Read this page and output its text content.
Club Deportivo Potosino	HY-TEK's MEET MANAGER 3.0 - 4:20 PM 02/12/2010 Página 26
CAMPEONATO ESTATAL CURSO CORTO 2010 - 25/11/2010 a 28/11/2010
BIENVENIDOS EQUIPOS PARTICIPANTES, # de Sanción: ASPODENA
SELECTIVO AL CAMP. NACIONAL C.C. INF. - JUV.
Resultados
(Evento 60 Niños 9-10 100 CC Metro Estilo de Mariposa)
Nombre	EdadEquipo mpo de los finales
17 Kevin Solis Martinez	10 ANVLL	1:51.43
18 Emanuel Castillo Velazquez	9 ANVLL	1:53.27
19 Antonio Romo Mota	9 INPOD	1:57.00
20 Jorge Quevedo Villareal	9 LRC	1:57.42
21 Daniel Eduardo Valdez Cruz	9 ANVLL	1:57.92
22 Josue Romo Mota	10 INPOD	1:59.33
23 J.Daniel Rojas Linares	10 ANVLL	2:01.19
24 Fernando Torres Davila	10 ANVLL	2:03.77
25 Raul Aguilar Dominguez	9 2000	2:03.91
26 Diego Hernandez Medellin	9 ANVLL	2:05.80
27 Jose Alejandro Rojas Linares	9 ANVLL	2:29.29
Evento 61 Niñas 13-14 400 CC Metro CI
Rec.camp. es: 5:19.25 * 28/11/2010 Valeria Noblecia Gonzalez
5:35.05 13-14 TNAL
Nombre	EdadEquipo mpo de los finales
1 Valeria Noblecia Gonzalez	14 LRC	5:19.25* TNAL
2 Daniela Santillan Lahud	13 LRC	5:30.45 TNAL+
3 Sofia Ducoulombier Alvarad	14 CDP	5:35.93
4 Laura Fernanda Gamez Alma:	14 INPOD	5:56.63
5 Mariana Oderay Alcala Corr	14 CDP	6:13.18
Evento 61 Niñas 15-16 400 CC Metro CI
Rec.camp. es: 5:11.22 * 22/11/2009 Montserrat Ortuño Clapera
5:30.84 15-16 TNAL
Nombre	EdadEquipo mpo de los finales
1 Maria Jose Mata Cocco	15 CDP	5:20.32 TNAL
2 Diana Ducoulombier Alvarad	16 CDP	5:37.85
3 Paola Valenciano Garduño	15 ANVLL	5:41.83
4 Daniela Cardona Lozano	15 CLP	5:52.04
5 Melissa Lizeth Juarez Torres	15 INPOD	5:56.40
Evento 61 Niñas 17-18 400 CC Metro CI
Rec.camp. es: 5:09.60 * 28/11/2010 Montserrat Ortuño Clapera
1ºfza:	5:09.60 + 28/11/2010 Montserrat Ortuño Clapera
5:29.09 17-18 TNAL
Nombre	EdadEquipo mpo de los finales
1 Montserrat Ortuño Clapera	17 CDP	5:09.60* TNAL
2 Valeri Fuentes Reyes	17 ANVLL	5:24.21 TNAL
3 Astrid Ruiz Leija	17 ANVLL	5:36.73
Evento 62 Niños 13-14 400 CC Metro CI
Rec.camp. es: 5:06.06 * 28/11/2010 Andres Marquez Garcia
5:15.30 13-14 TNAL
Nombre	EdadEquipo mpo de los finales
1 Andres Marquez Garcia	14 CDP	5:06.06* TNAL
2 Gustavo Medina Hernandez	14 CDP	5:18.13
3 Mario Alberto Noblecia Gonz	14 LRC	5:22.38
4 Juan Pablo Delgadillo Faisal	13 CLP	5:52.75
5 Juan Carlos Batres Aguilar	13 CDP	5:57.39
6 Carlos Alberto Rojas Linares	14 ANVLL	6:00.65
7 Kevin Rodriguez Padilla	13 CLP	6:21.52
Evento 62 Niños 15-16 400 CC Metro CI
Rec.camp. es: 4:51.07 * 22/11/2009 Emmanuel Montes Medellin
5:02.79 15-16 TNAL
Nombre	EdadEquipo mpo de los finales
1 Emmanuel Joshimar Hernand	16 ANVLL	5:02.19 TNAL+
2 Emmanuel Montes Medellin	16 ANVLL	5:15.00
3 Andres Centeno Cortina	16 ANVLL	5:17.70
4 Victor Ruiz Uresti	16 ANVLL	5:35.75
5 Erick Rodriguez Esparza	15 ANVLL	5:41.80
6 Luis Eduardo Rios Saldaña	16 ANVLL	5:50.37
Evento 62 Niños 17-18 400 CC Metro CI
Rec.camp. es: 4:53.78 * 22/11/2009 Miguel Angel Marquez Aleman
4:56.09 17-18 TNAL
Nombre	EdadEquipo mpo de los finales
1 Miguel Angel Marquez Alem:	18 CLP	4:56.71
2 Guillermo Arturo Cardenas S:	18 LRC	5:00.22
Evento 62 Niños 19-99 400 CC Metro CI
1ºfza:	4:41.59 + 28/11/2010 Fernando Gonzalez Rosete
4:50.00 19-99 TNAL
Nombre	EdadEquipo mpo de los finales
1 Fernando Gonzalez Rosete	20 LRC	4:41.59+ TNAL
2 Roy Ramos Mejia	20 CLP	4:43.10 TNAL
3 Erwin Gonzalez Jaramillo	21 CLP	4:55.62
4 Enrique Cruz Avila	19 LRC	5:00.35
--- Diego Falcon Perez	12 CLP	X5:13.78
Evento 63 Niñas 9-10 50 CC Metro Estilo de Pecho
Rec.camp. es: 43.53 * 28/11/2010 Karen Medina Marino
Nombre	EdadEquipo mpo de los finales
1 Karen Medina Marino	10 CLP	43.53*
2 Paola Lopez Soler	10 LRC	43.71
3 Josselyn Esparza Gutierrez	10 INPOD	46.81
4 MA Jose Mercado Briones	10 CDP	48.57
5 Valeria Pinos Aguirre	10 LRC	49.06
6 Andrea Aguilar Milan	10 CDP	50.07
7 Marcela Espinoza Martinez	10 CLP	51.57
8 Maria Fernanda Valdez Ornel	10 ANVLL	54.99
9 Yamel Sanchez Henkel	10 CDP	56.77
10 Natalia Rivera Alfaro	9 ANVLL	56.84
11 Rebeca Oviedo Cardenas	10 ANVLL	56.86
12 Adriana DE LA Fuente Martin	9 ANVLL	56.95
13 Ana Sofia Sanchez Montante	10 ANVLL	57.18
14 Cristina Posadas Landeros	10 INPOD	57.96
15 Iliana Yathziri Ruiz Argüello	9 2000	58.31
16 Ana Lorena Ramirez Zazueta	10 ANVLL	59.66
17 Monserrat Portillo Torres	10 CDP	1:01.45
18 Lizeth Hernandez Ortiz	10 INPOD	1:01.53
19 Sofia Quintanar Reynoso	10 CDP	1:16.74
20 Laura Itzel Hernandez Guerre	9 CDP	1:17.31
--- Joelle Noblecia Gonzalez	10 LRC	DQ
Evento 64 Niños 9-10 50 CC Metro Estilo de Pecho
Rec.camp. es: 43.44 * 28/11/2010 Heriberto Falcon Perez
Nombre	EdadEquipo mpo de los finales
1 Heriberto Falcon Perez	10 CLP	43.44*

::::::

▶ **Problem details**:
Write out every line of the records exactly.

▶ **Result**:
Read this page and output its text content.
Club Deportivo Potosino	HY-TEK's MEET MANAGER 3.0 - 4:20 PM 02/12/2010 Página 26
CAMPEONATO ESTATAL CURSO CORTO 2010 - 25/11/2010 a 28/11/2010
BIENVENIDOS EQUIPOS PARTICIPANTES, # de Sanción: ASPODENA
SELECTIVO AL CAMP. NACIONAL C.C. INF. - JUV.
Resultados
(Evento 60 Niños 9-10 100 CC Metro Estilo de Mariposa)
Nombre	EdadEquipo mpo de los finales
17 Kevin Solis Martinez	10 ANVLL	1:51.43
18 Emanuel Castillo Velazquez	9 ANVLL	1:53.27
19 Antonio Romo Mota	9 INPOD	1:57.00
20 Jorge Quevedo Villareal	9 LRC	1:57.42
21 Daniel Eduardo Valdez Cruz	9 ANVLL	1:57.92
22 Josue Romo Mota	10 INPOD	1:59.33
23 J.Daniel Rojas Linares	10 ANVLL	2:01.19
24 Fernando Torres Davila	10 ANVLL	2:03.77
25 Raul Aguilar Dominguez	9 2000	2:03.91
26 Diego Hernandez Medellin	9 ANVLL	2:05.80
27 Jose Alejandro Rojas Linares	9 ANVLL	2:29.29
Evento 61 Niñas 13-14 400 CC Metro CI
Rec.camp. es: 5:19.25 * 28/11/2010 Valeria Noblecia Gonzalez
5:35.05 13-14 TNAL
Nombre	EdadEquipo mpo de los finales
1 Valeria Noblecia Gonzalez	14 LRC	5:19.25* TNAL
2 Daniela Santillan Lahud	13 LRC	5:30.45 TNAL+
3 Sofia Ducoulombier Alvarad	14 CDP	5:35.93
4 Laura Fernanda Gamez Alma:	14 INPOD	5:56.63
5 Mariana Oderay Alcala Corr	14 CDP	6:13.18
Evento 61 Niñas 15-16 400 CC Metro CI
Rec.camp. es: 5:11.22 * 22/11/2009 Montserrat Ortuño Clapera
5:30.84 15-16 TNAL
Nombre	EdadEquipo mpo de los finales
1 Maria Jose Mata Cocco	15 CDP	5:20.32 TNAL
2 Diana Ducoulombier Alvarad	16 CDP	5:37.85
3 Paola Valenciano Garduño	15 ANVLL	5:41.83
4 Daniela Cardona Lozano	15 CLP	5:52.04
5 Melissa Lizeth Juarez Torres	15 INPOD	5:56.40
Evento 61 Niñas 17-18 400 CC Metro CI
Rec.camp. es: 5:09.60 * 28/11/2010 Montserrat Ortuño Clapera
1ºfza:	5:09.60 + 28/11/2010 Montserrat Ortuño Clapera
5:29.09 17-18 TNAL
Nombre	EdadEquipo mpo de los finales
1 Montserrat Ortuño Clapera	17 CDP	5:09.60* TNAL
2 Valeri Fuentes Reyes	17 ANVLL	5:24.21 TNAL
3 Astrid Ruiz Leija	17 ANVLL	5:36.73
Evento 62 Niños 13-14 400 CC Metro CI
Rec.camp. es: 5:06.06 * 28/11/2010 Andres Marquez Garcia
5:15.30 13-14 TNAL
Nombre	EdadEquipo mpo de los finales
1 Andres Marquez Garcia	14 CDP	5:06.06* TNAL
2 Gustavo Medina Hernandez	14 CDP	5:18.13
3 Mario Alberto Noblecia Gonz	14 LRC	5:22.38
4 Juan Pablo Delgadillo Faisal	13 CLP	5:52.75
5 Juan Carlos Batres Aguilar	13 CDP	5:57.39
6 Carlos Alberto Rojas Linares	14 ANVLL	6:00.65
7 Kevin Rodriguez Padilla	13 CLP	6:21.52
Evento 62 Niños 15-16 400 CC Metro CI
Rec.camp. es: 4:51.07 * 22/11/2009 Emmanuel Montes Medellin
5:02.79 15-16 TNAL
Nombre	EdadEquipo mpo de los finales
1 Emmanuel Joshimar Hernand	16 ANVLL	5:02.19 TNAL+
2 Emmanuel Montes Medellin	16 ANVLL	5:15.00
3 Andres Centeno Cortina	16 ANVLL	5:17.70
4 Victor Ruiz Uresti	16 ANVLL	5:35.75
5 Erick Rodriguez Esparza	15 ANVLL	5:41.80
6 Luis Eduardo Rios Saldaña	16 ANVLL	5:50.37
Evento 62 Niños 17-18 400 CC Metro CI
Rec.camp. es: 4:53.78 * 22/11/2009 Miguel Angel Marquez Aleman
4:56.09 17-18 TNAL
Nombre	EdadEquipo mpo de los finales
1 Miguel Angel Marquez Alem:	18 CLP	4:56.71
2 Guillermo Arturo Cardenas S:	18 LRC	5:00.22
Evento 62 Niños 19-99 400 CC Metro CI
1ºfza:	4:41.59 + 28/11/2010 Fernando Gonzalez Rosete
4:50.00 19-99 TNAL
Nombre	EdadEquipo mpo de los finales
1 Fernando Gonzalez Rosete	20 LRC	4:41.59+ TNAL
2 Roy Ramos Mejia	20 CLP	4:43.10 TNAL
3 Erwin Gonzalez Jaramillo	21 CLP	4:55.62
4 Enrique Cruz Avila	19 LRC	5:00.35
--- Diego Falcon Perez	12 CLP	X5:13.78
Evento 63 Niñas 9-10 50 CC Metro Estilo de Pecho
Rec.camp. es: 43.53 * 28/11/2010 Karen Medina Marino
Nombre	EdadEquipo mpo de los finales
1 Karen Medina Marino	10 CLP	43.53*
2 Paola Lopez Soler	10 LRC	43.71
3 Josselyn Esparza Gutierrez	10 INPOD	46.81
4 MA Jose Mercado Briones	10 CDP	48.57
5 Valeria Pinos Aguirre	10 LRC	49.06
6 Andrea Aguilar Milan	10 CDP	50.07
7 Marcela Espinoza Martinez	10 CLP	51.57
8 Maria Fernanda Valdez Ornel	10 ANVLL	54.99
9 Yamel Sanchez Henkel	10 CDP	56.77
10 Natalia Rivera Alfaro	9 ANVLL	56.84
11 Rebeca Oviedo Cardenas	10 ANVLL	56.86
12 Adriana DE LA Fuente Martin	9 ANVLL	56.95
13 Ana Sofia Sanchez Montante	10 ANVLL	57.18
14 Cristina Posadas Landeros	10 INPOD	57.96
15 Iliana Yathziri Ruiz Argüello	9 2000	58.31
16 Ana Lorena Ramirez Zazueta	10 ANVLL	59.66
17 Monserrat Portillo Torres	10 CDP	1:01.45
18 Lizeth Hernandez Ortiz	10 INPOD	1:01.53
19 Sofia Quintanar Reynoso	10 CDP	1:16.74
20 Laura Itzel Hernandez Guerre	9 CDP	1:17.31
--- Joelle Noblecia Gonzalez	10 LRC	DQ
Evento 64 Niños 9-10 50 CC Metro Estilo de Pecho
Rec.camp. es: 43.44 * 28/11/2010 Heriberto Falcon Perez
Nombre	EdadEquipo mpo de los finales
1 Heriberto Falcon Perez	10 CLP	43.44*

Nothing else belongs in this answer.